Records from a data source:
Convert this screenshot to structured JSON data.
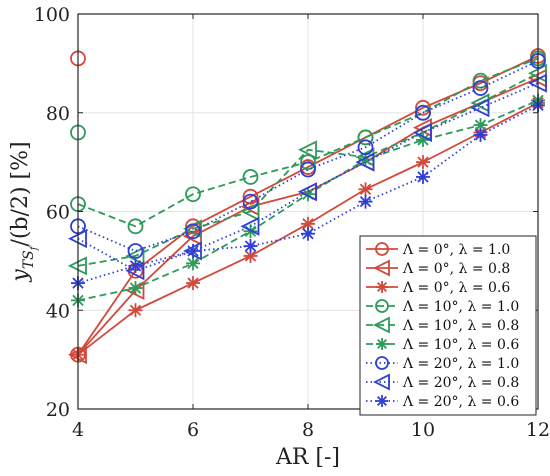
{
  "chart_data": {
    "type": "line",
    "xlabel": "AR [-]",
    "ylabel": "y_{TS_f}/(b/2) [%]",
    "ylabel_parts": {
      "y": "y",
      "sub": "TS",
      "subsub": "f",
      "rest": "/(b/2) [%]"
    },
    "xlim": [
      4,
      12
    ],
    "ylim": [
      20,
      100
    ],
    "xticks": [
      "4",
      "6",
      "8",
      "10",
      "12"
    ],
    "yticks": [
      "20",
      "40",
      "60",
      "80",
      "100"
    ],
    "grid": true,
    "legend_position": "lower-right",
    "x": [
      4,
      5,
      6,
      7,
      8,
      9,
      10,
      11,
      12
    ],
    "series": [
      {
        "name": "Λ = 0°,   λ = 1.0",
        "color": "#d2493a",
        "marker": "circle",
        "dash": "solid",
        "values": [
          31,
          48,
          57,
          63,
          69,
          75,
          81,
          86,
          91.5
        ]
      },
      {
        "name": "Λ = 0°,   λ = 0.8",
        "color": "#d2493a",
        "marker": "triangle-left",
        "dash": "solid",
        "values": [
          31,
          44,
          55,
          61,
          64,
          70,
          77,
          82,
          87
        ]
      },
      {
        "name": "Λ = 0°,   λ = 0.6",
        "color": "#d2493a",
        "marker": "asterisk",
        "dash": "solid",
        "values": [
          31,
          40,
          45.5,
          51,
          57.5,
          64.5,
          70,
          76,
          82
        ]
      },
      {
        "name": "Λ = 10°,   λ = 1.0",
        "color": "#2e9a5a",
        "marker": "circle",
        "dash": "dashed",
        "values": [
          61.5,
          57,
          63.5,
          67,
          70,
          75,
          80,
          86.5,
          91
        ]
      },
      {
        "name": "Λ = 10°,   λ = 0.8",
        "color": "#2e9a5a",
        "marker": "triangle-left",
        "dash": "dashed",
        "values": [
          49,
          51,
          56.5,
          60,
          72.5,
          71,
          76,
          82,
          88
        ]
      },
      {
        "name": "Λ = 10°,   λ = 0.6",
        "color": "#2e9a5a",
        "marker": "asterisk",
        "dash": "dashed",
        "values": [
          42,
          44.5,
          49.5,
          56,
          63.5,
          70.5,
          74.5,
          77.5,
          82.5
        ]
      },
      {
        "name": "Λ = 20°,   λ = 1.0",
        "color": "#2f3fd6",
        "marker": "circle",
        "dash": "dotted",
        "values": [
          57,
          52,
          56,
          62,
          68.5,
          73,
          80,
          85,
          90.5
        ]
      },
      {
        "name": "Λ = 20°,   λ = 0.8",
        "color": "#2f3fd6",
        "marker": "triangle-left",
        "dash": "dotted",
        "values": [
          54.5,
          48,
          52,
          57,
          64,
          70,
          76,
          81,
          86
        ]
      },
      {
        "name": "Λ = 20°,   λ = 0.6",
        "color": "#2f3fd6",
        "marker": "asterisk",
        "dash": "dotted",
        "values": [
          45.5,
          49,
          52,
          53,
          55.5,
          62,
          67,
          75.5,
          81.5
        ]
      }
    ],
    "outliers": [
      {
        "x": 4,
        "y": 91,
        "color": "#d2493a",
        "marker": "circle"
      },
      {
        "x": 4,
        "y": 76,
        "color": "#2e9a5a",
        "marker": "circle"
      }
    ]
  }
}
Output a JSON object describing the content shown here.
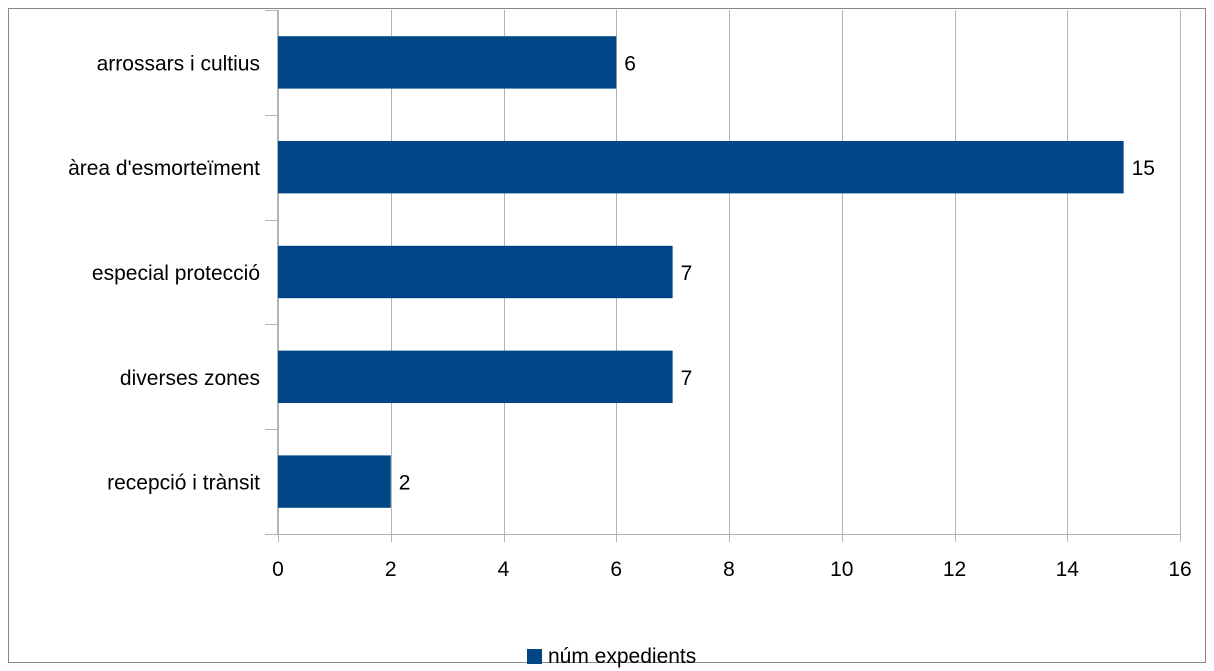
{
  "chart_data": {
    "type": "bar",
    "orientation": "horizontal",
    "categories": [
      "arrossars i cultius",
      "àrea d'esmorteïment",
      "especial protecció",
      "diverses zones",
      "recepció i trànsit"
    ],
    "series": [
      {
        "name": "núm expedients",
        "values": [
          6,
          15,
          7,
          7,
          2
        ],
        "color": "#004586"
      }
    ],
    "xlim": [
      0,
      16
    ],
    "xticks": [
      0,
      2,
      4,
      6,
      8,
      10,
      12,
      14,
      16
    ],
    "grid": "vertical",
    "data_labels": true,
    "legend_position": "bottom"
  },
  "colors": {
    "bar": "#004586",
    "grid": "#b3b3b3",
    "axis": "#b3b3b3",
    "border": "#888888"
  }
}
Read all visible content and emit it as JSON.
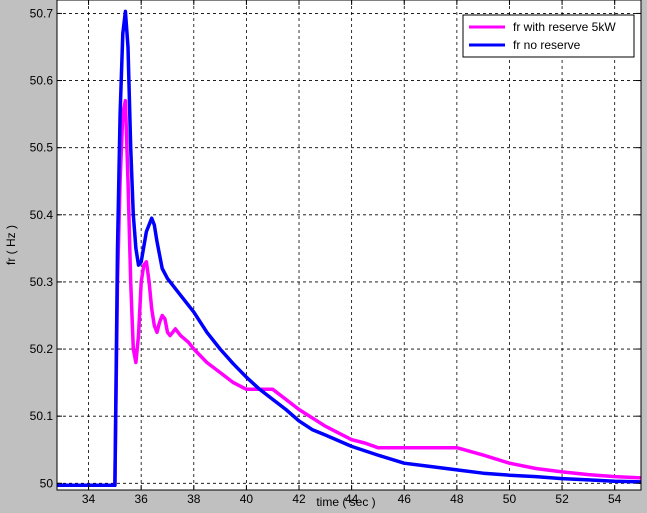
{
  "chart_data": {
    "type": "line",
    "title": "",
    "xlabel": "time ( sec )",
    "ylabel": "fr ( Hz )",
    "xlim": [
      32.8,
      55
    ],
    "ylim": [
      49.99,
      50.72
    ],
    "xticks": [
      34,
      36,
      38,
      40,
      42,
      44,
      46,
      48,
      50,
      52,
      54
    ],
    "yticks": [
      50,
      50.1,
      50.2,
      50.3,
      50.4,
      50.5,
      50.6,
      50.7
    ],
    "xtick_labels": [
      "34",
      "36",
      "38",
      "40",
      "42",
      "44",
      "46",
      "48",
      "50",
      "52",
      "54"
    ],
    "ytick_labels": [
      "50",
      "50.1",
      "50.2",
      "50.3",
      "50.4",
      "50.5",
      "50.6",
      "50.7"
    ],
    "grid": true,
    "legend_position": "top-right",
    "series": [
      {
        "name": "fr with reserve 5kW",
        "color": "#ff00ff",
        "x": [
          32.8,
          35.0,
          35.1,
          35.2,
          35.3,
          35.4,
          35.5,
          35.6,
          35.7,
          35.8,
          35.9,
          36.0,
          36.1,
          36.2,
          36.3,
          36.4,
          36.5,
          36.6,
          36.7,
          36.8,
          36.9,
          37.0,
          37.1,
          37.2,
          37.3,
          37.5,
          37.8,
          38.0,
          38.5,
          39.0,
          39.5,
          40.0,
          40.5,
          41.0,
          41.5,
          42.0,
          43.0,
          44.0,
          44.5,
          45.0,
          46.0,
          47.0,
          48.0,
          49.0,
          50.0,
          51.0,
          52.0,
          53.0,
          54.0,
          55.0
        ],
        "y": [
          49.997,
          49.997,
          50.3,
          50.45,
          50.55,
          50.57,
          50.45,
          50.3,
          50.2,
          50.18,
          50.22,
          50.3,
          50.325,
          50.33,
          50.3,
          50.26,
          50.235,
          50.225,
          50.24,
          50.25,
          50.245,
          50.225,
          50.22,
          50.225,
          50.23,
          50.22,
          50.21,
          50.2,
          50.18,
          50.165,
          50.15,
          50.14,
          50.14,
          50.14,
          50.125,
          50.11,
          50.085,
          50.065,
          50.06,
          50.053,
          50.053,
          50.053,
          50.053,
          50.042,
          50.03,
          50.022,
          50.017,
          50.013,
          50.01,
          50.008
        ]
      },
      {
        "name": "fr no reserve",
        "color": "#0000ff",
        "x": [
          32.8,
          35.0,
          35.1,
          35.2,
          35.3,
          35.4,
          35.5,
          35.6,
          35.7,
          35.8,
          35.9,
          36.0,
          36.2,
          36.4,
          36.5,
          36.6,
          36.8,
          37.0,
          37.5,
          38.0,
          38.5,
          39.0,
          39.5,
          40.0,
          40.5,
          41.0,
          41.5,
          42.0,
          42.5,
          43.0,
          44.0,
          45.0,
          46.0,
          47.0,
          48.0,
          49.0,
          50.0,
          51.0,
          52.0,
          53.0,
          54.0,
          55.0
        ],
        "y": [
          49.997,
          49.997,
          50.35,
          50.55,
          50.67,
          50.703,
          50.65,
          50.5,
          50.4,
          50.35,
          50.325,
          50.33,
          50.375,
          50.395,
          50.385,
          50.36,
          50.32,
          50.305,
          50.28,
          50.255,
          50.225,
          50.2,
          50.178,
          50.158,
          50.14,
          50.125,
          50.11,
          50.093,
          50.08,
          50.072,
          50.055,
          50.042,
          50.03,
          50.025,
          50.02,
          50.015,
          50.012,
          50.01,
          50.007,
          50.005,
          50.003,
          50.002
        ]
      }
    ]
  }
}
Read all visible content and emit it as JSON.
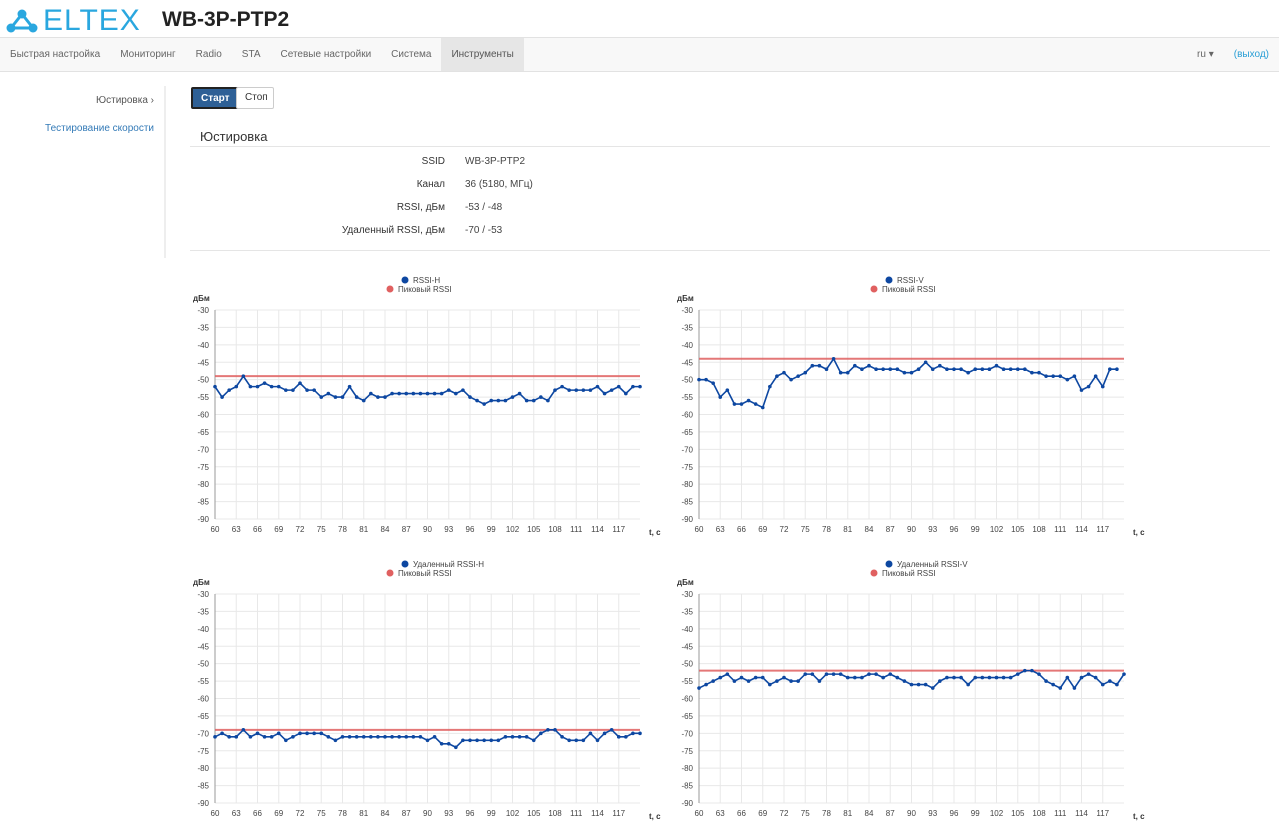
{
  "header": {
    "logo": "ELTEX",
    "device": "WB-3P-PTP2"
  },
  "nav": {
    "items": [
      "Быстрая настройка",
      "Мониторинг",
      "Radio",
      "STA",
      "Сетевые настройки",
      "Система",
      "Инструменты"
    ],
    "active": "Инструменты",
    "lang": "ru",
    "logout": "(выход)"
  },
  "sidebar": {
    "items": [
      "Юстировка ›",
      "Тестирование скорости"
    ]
  },
  "buttons": {
    "start": "Старт",
    "stop": "Стоп"
  },
  "section": {
    "title": "Юстировка",
    "rows": [
      {
        "k": "SSID",
        "v": "WB-3P-PTP2"
      },
      {
        "k": "Канал",
        "v": "36 (5180, МГц)"
      },
      {
        "k": "RSSI, дБм",
        "v": "-53 / -48"
      },
      {
        "k": "Удаленный RSSI, дБм",
        "v": "-70 / -53"
      }
    ]
  },
  "colors": {
    "series": "#0d47a1",
    "peak": "#e06060"
  },
  "chart_data": [
    {
      "type": "line",
      "legend": [
        "RSSI-H",
        "Пиковый RSSI"
      ],
      "ylabel": "дБм",
      "xlabel": "t, c",
      "ylim": [
        -90,
        -30
      ],
      "xlim": [
        60,
        120
      ],
      "x_start": 60,
      "xticks": [
        60,
        63,
        66,
        69,
        72,
        75,
        78,
        81,
        84,
        87,
        90,
        93,
        96,
        99,
        102,
        105,
        108,
        111,
        114,
        117
      ],
      "yticks": [
        -30,
        -35,
        -40,
        -45,
        -50,
        -55,
        -60,
        -65,
        -70,
        -75,
        -80,
        -85,
        -90
      ],
      "peak": -49,
      "values": [
        -52,
        -55,
        -53,
        -52,
        -49,
        -52,
        -52,
        -51,
        -52,
        -52,
        -53,
        -53,
        -51,
        -53,
        -53,
        -55,
        -54,
        -55,
        -55,
        -52,
        -55,
        -56,
        -54,
        -55,
        -55,
        -54,
        -54,
        -54,
        -54,
        -54,
        -54,
        -54,
        -54,
        -53,
        -54,
        -53,
        -55,
        -56,
        -57,
        -56,
        -56,
        -56,
        -55,
        -54,
        -56,
        -56,
        -55,
        -56,
        -53,
        -52,
        -53,
        -53,
        -53,
        -53,
        -52,
        -54,
        -53,
        -52,
        -54,
        -52,
        -52
      ]
    },
    {
      "type": "line",
      "legend": [
        "RSSI-V",
        "Пиковый RSSI"
      ],
      "ylabel": "дБм",
      "xlabel": "t, c",
      "ylim": [
        -90,
        -30
      ],
      "xlim": [
        60,
        120
      ],
      "x_start": 60,
      "xticks": [
        60,
        63,
        66,
        69,
        72,
        75,
        78,
        81,
        84,
        87,
        90,
        93,
        96,
        99,
        102,
        105,
        108,
        111,
        114,
        117
      ],
      "yticks": [
        -30,
        -35,
        -40,
        -45,
        -50,
        -55,
        -60,
        -65,
        -70,
        -75,
        -80,
        -85,
        -90
      ],
      "peak": -44,
      "values": [
        -50,
        -50,
        -51,
        -55,
        -53,
        -57,
        -57,
        -56,
        -57,
        -58,
        -52,
        -49,
        -48,
        -50,
        -49,
        -48,
        -46,
        -46,
        -47,
        -44,
        -48,
        -48,
        -46,
        -47,
        -46,
        -47,
        -47,
        -47,
        -47,
        -48,
        -48,
        -47,
        -45,
        -47,
        -46,
        -47,
        -47,
        -47,
        -48,
        -47,
        -47,
        -47,
        -46,
        -47,
        -47,
        -47,
        -47,
        -48,
        -48,
        -49,
        -49,
        -49,
        -50,
        -49,
        -53,
        -52,
        -49,
        -52,
        -47,
        -47
      ]
    },
    {
      "type": "line",
      "legend": [
        "Удаленный RSSI-H",
        "Пиковый RSSI"
      ],
      "ylabel": "дБм",
      "xlabel": "t, c",
      "ylim": [
        -90,
        -30
      ],
      "xlim": [
        60,
        120
      ],
      "x_start": 60,
      "xticks": [
        60,
        63,
        66,
        69,
        72,
        75,
        78,
        81,
        84,
        87,
        90,
        93,
        96,
        99,
        102,
        105,
        108,
        111,
        114,
        117
      ],
      "yticks": [
        -30,
        -35,
        -40,
        -45,
        -50,
        -55,
        -60,
        -65,
        -70,
        -75,
        -80,
        -85,
        -90
      ],
      "peak": -69,
      "values": [
        -71,
        -70,
        -71,
        -71,
        -69,
        -71,
        -70,
        -71,
        -71,
        -70,
        -72,
        -71,
        -70,
        -70,
        -70,
        -70,
        -71,
        -72,
        -71,
        -71,
        -71,
        -71,
        -71,
        -71,
        -71,
        -71,
        -71,
        -71,
        -71,
        -71,
        -72,
        -71,
        -73,
        -73,
        -74,
        -72,
        -72,
        -72,
        -72,
        -72,
        -72,
        -71,
        -71,
        -71,
        -71,
        -72,
        -70,
        -69,
        -69,
        -71,
        -72,
        -72,
        -72,
        -70,
        -72,
        -70,
        -69,
        -71,
        -71,
        -70,
        -70
      ]
    },
    {
      "type": "line",
      "legend": [
        "Удаленный RSSI-V",
        "Пиковый RSSI"
      ],
      "ylabel": "дБм",
      "xlabel": "t, c",
      "ylim": [
        -90,
        -30
      ],
      "xlim": [
        60,
        120
      ],
      "x_start": 60,
      "xticks": [
        60,
        63,
        66,
        69,
        72,
        75,
        78,
        81,
        84,
        87,
        90,
        93,
        96,
        99,
        102,
        105,
        108,
        111,
        114,
        117
      ],
      "yticks": [
        -30,
        -35,
        -40,
        -45,
        -50,
        -55,
        -60,
        -65,
        -70,
        -75,
        -80,
        -85,
        -90
      ],
      "peak": -52,
      "values": [
        -57,
        -56,
        -55,
        -54,
        -53,
        -55,
        -54,
        -55,
        -54,
        -54,
        -56,
        -55,
        -54,
        -55,
        -55,
        -53,
        -53,
        -55,
        -53,
        -53,
        -53,
        -54,
        -54,
        -54,
        -53,
        -53,
        -54,
        -53,
        -54,
        -55,
        -56,
        -56,
        -56,
        -57,
        -55,
        -54,
        -54,
        -54,
        -56,
        -54,
        -54,
        -54,
        -54,
        -54,
        -54,
        -53,
        -52,
        -52,
        -53,
        -55,
        -56,
        -57,
        -54,
        -57,
        -54,
        -53,
        -54,
        -56,
        -55,
        -56,
        -53
      ]
    }
  ]
}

• [Work to do]: Count every line of the material above that holds the string "right", then state only the total.

• [Output of the task]: 2